— BEGIN INPUT MATERIAL —

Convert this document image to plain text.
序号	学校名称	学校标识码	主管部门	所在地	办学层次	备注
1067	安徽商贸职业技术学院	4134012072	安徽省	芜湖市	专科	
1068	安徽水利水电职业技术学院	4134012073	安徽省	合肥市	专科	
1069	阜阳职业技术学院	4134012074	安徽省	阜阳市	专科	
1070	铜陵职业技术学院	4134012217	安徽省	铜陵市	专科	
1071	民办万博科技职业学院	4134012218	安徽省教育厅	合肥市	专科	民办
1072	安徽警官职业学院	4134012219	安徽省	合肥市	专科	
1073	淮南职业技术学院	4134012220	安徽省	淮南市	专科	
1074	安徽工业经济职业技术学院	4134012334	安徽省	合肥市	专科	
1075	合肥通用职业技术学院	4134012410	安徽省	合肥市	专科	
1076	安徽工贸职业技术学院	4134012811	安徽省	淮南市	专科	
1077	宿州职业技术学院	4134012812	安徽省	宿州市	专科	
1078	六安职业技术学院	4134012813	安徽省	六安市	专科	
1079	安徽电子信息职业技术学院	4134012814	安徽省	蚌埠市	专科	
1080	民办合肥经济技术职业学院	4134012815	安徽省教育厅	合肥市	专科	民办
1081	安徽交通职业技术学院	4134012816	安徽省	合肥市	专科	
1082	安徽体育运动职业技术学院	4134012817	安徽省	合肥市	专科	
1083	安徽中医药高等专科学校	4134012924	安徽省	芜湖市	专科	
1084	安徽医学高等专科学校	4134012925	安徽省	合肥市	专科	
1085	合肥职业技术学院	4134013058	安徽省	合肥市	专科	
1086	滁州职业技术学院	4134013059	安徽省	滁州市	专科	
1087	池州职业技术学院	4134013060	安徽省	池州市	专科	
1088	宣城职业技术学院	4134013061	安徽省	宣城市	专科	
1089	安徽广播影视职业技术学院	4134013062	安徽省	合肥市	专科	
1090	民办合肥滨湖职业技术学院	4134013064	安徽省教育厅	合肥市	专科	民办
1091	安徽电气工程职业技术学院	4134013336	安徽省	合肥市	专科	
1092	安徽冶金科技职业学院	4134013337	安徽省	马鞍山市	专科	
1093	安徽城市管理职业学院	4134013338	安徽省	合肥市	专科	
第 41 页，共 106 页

— END INPUT MATERIAL —

● **WORK TO BE COMPLETED**: Pick out each line containing "安徽省教育厅" and report it.

● **CORRECT ANSWER**:
1071	民办万博科技职业学院	4134012218	安徽省教育厅	合肥市	专科	民办
1080	民办合肥经济技术职业学院	4134012815	安徽省教育厅	合肥市	专科	民办
1090	民办合肥滨湖职业技术学院	4134013064	安徽省教育厅	合肥市	专科	民办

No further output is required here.